• _Your task_
Reproduce the records that follow in full, excluding any picture they contain.

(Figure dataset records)

## Begin

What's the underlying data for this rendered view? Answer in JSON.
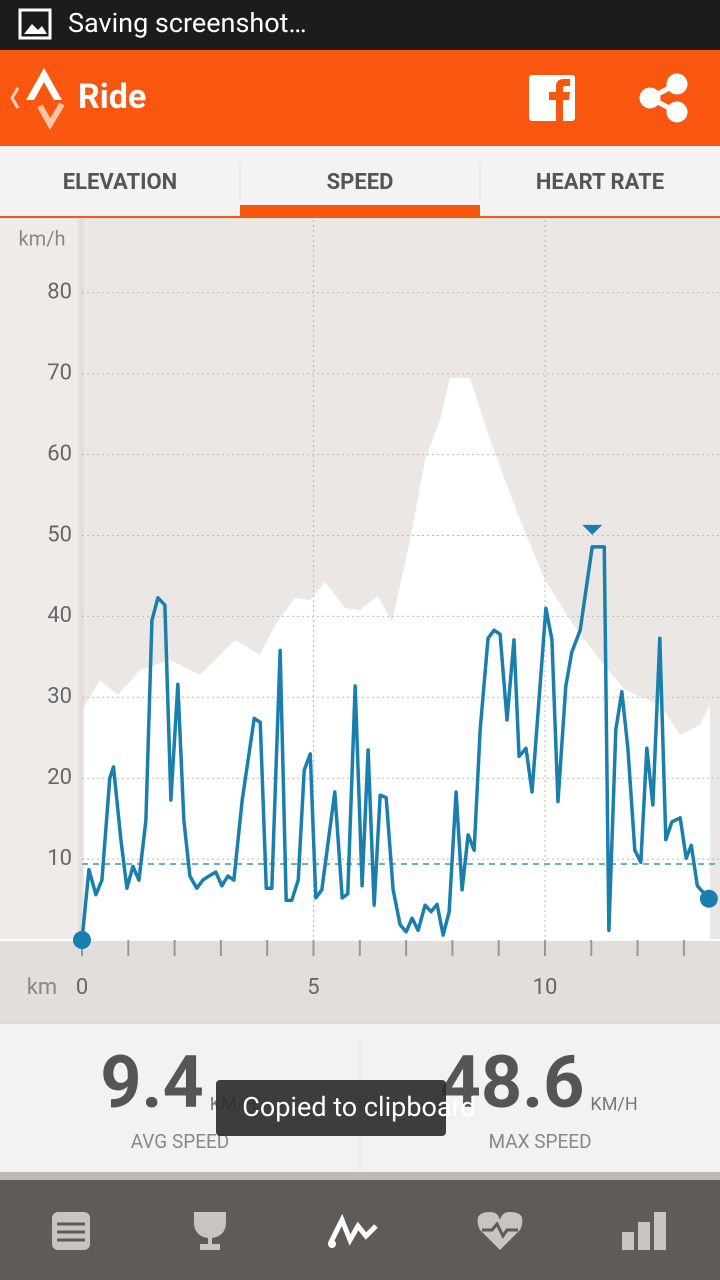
{
  "status_bar": {
    "text": "Saving screenshot…"
  },
  "app_bar": {
    "title": "Ride"
  },
  "tabs": {
    "items": [
      "ELEVATION",
      "SPEED",
      "HEART RATE"
    ],
    "selected": 1
  },
  "chart_data": {
    "type": "line",
    "y_label": "km/h",
    "x_label": "km",
    "xlim": [
      0,
      13.78
    ],
    "ylim": [
      0,
      89
    ],
    "xticks": [
      0,
      5,
      10
    ],
    "minor_xticks": [
      1,
      2,
      3,
      4,
      6,
      7,
      8,
      9,
      11,
      12,
      13
    ],
    "yticks": [
      10,
      20,
      30,
      40,
      50,
      60,
      70,
      80
    ],
    "grid": true,
    "average": 9.4,
    "max": 48.6,
    "x": [
      0,
      0.15,
      0.3,
      0.43,
      0.6,
      0.68,
      0.84,
      0.97,
      1.1,
      1.23,
      1.38,
      1.51,
      1.64,
      1.79,
      1.92,
      2.07,
      2.2,
      2.33,
      2.48,
      2.61,
      2.74,
      2.89,
      3.02,
      3.15,
      3.28,
      3.46,
      3.72,
      3.85,
      3.98,
      4.1,
      4.28,
      4.41,
      4.53,
      4.67,
      4.8,
      4.93,
      5.05,
      5.18,
      5.46,
      5.62,
      5.74,
      5.9,
      6.05,
      6.18,
      6.31,
      6.44,
      6.57,
      6.72,
      6.87,
      7.0,
      7.13,
      7.26,
      7.41,
      7.54,
      7.67,
      7.8,
      7.93,
      8.08,
      8.21,
      8.34,
      8.47,
      8.6,
      8.77,
      8.9,
      9.03,
      9.18,
      9.33,
      9.44,
      9.59,
      9.72,
      10.02,
      10.15,
      10.28,
      10.45,
      10.58,
      10.76,
      11.02,
      11.28,
      11.38,
      11.53,
      11.66,
      11.79,
      11.94,
      12.07,
      12.2,
      12.33,
      12.48,
      12.61,
      12.74,
      12.92,
      13.05,
      13.16,
      13.29,
      13.54
    ],
    "series": [
      {
        "color": "#1a7fad",
        "values": [
          0,
          8.7,
          5.6,
          7.4,
          20,
          21.4,
          12.4,
          6.4,
          9.1,
          7.4,
          14.8,
          39.5,
          42.3,
          41.4,
          17.3,
          31.6,
          14.8,
          7.9,
          6.4,
          7.4,
          7.9,
          8.4,
          6.7,
          7.9,
          7.4,
          17.3,
          27.4,
          26.9,
          6.4,
          6.4,
          35.8,
          4.9,
          4.9,
          7.4,
          21,
          23,
          5.2,
          6.2,
          18.3,
          5.2,
          5.7,
          31.4,
          6.7,
          23.5,
          4.3,
          17.9,
          17.6,
          6.2,
          1.9,
          1.0,
          2.7,
          1.2,
          4.3,
          3.5,
          4.4,
          0.6,
          3.5,
          18.3,
          6.2,
          13,
          11.1,
          26,
          37.3,
          38.3,
          37.8,
          27.2,
          37.1,
          22.7,
          23.7,
          18.3,
          41,
          37.1,
          17.1,
          31.4,
          35.6,
          38.3,
          48.6,
          48.6,
          1.2,
          26,
          30.7,
          23.7,
          11.1,
          9.6,
          23.7,
          16.7,
          37.3,
          12.4,
          14.6,
          15.1,
          10.1,
          11.7,
          6.7,
          5.1
        ]
      }
    ]
  },
  "stats": [
    {
      "value": "9.4",
      "unit": "KM/H",
      "label": "AVG SPEED"
    },
    {
      "value": "48.6",
      "unit": "KM/H",
      "label": "MAX SPEED"
    }
  ],
  "toast": {
    "text": "Copied to clipboard"
  }
}
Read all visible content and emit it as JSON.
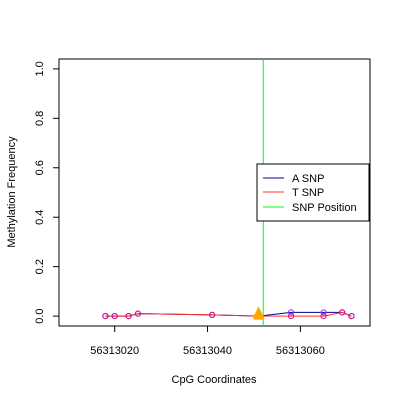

## End

• _Output for this exercise_
What's the underlying data for this rendered view? Answer in JSON.
{
  "status_bar": {
    "text": "Saving screenshot…"
  },
  "app_bar": {
    "title": "Ride"
  },
  "tabs": {
    "items": [
      "ELEVATION",
      "SPEED",
      "HEART RATE"
    ],
    "selected": 1
  },
  "chart_data": {
    "type": "line",
    "y_label": "km/h",
    "x_label": "km",
    "xlim": [
      0,
      13.78
    ],
    "ylim": [
      0,
      89
    ],
    "xticks": [
      0,
      5,
      10
    ],
    "minor_xticks": [
      1,
      2,
      3,
      4,
      6,
      7,
      8,
      9,
      11,
      12,
      13
    ],
    "yticks": [
      10,
      20,
      30,
      40,
      50,
      60,
      70,
      80
    ],
    "grid": true,
    "average": 9.4,
    "max": 48.6,
    "x": [
      0,
      0.15,
      0.3,
      0.43,
      0.6,
      0.68,
      0.84,
      0.97,
      1.1,
      1.23,
      1.38,
      1.51,
      1.64,
      1.79,
      1.92,
      2.07,
      2.2,
      2.33,
      2.48,
      2.61,
      2.74,
      2.89,
      3.02,
      3.15,
      3.28,
      3.46,
      3.72,
      3.85,
      3.98,
      4.1,
      4.28,
      4.41,
      4.53,
      4.67,
      4.8,
      4.93,
      5.05,
      5.18,
      5.46,
      5.62,
      5.74,
      5.9,
      6.05,
      6.18,
      6.31,
      6.44,
      6.57,
      6.72,
      6.87,
      7.0,
      7.13,
      7.26,
      7.41,
      7.54,
      7.67,
      7.8,
      7.93,
      8.08,
      8.21,
      8.34,
      8.47,
      8.6,
      8.77,
      8.9,
      9.03,
      9.18,
      9.33,
      9.44,
      9.59,
      9.72,
      10.02,
      10.15,
      10.28,
      10.45,
      10.58,
      10.76,
      11.02,
      11.28,
      11.38,
      11.53,
      11.66,
      11.79,
      11.94,
      12.07,
      12.2,
      12.33,
      12.48,
      12.61,
      12.74,
      12.92,
      13.05,
      13.16,
      13.29,
      13.54
    ],
    "series": [
      {
        "color": "#1a7fad",
        "values": [
          0,
          8.7,
          5.6,
          7.4,
          20,
          21.4,
          12.4,
          6.4,
          9.1,
          7.4,
          14.8,
          39.5,
          42.3,
          41.4,
          17.3,
          31.6,
          14.8,
          7.9,
          6.4,
          7.4,
          7.9,
          8.4,
          6.7,
          7.9,
          7.4,
          17.3,
          27.4,
          26.9,
          6.4,
          6.4,
          35.8,
          4.9,
          4.9,
          7.4,
          21,
          23,
          5.2,
          6.2,
          18.3,
          5.2,
          5.7,
          31.4,
          6.7,
          23.5,
          4.3,
          17.9,
          17.6,
          6.2,
          1.9,
          1.0,
          2.7,
          1.2,
          4.3,
          3.5,
          4.4,
          0.6,
          3.5,
          18.3,
          6.2,
          13,
          11.1,
          26,
          37.3,
          38.3,
          37.8,
          27.2,
          37.1,
          22.7,
          23.7,
          18.3,
          41,
          37.1,
          17.1,
          31.4,
          35.6,
          38.3,
          48.6,
          48.6,
          1.2,
          26,
          30.7,
          23.7,
          11.1,
          9.6,
          23.7,
          16.7,
          37.3,
          12.4,
          14.6,
          15.1,
          10.1,
          11.7,
          6.7,
          5.1
        ]
      }
    ]
  },
  "stats": [
    {
      "value": "9.4",
      "unit": "KM/H",
      "label": "AVG SPEED"
    },
    {
      "value": "48.6",
      "unit": "KM/H",
      "label": "MAX SPEED"
    }
  ],
  "toast": {
    "text": "Copied to clipboard"
  }
}
Read all visible content and emit it as JSON.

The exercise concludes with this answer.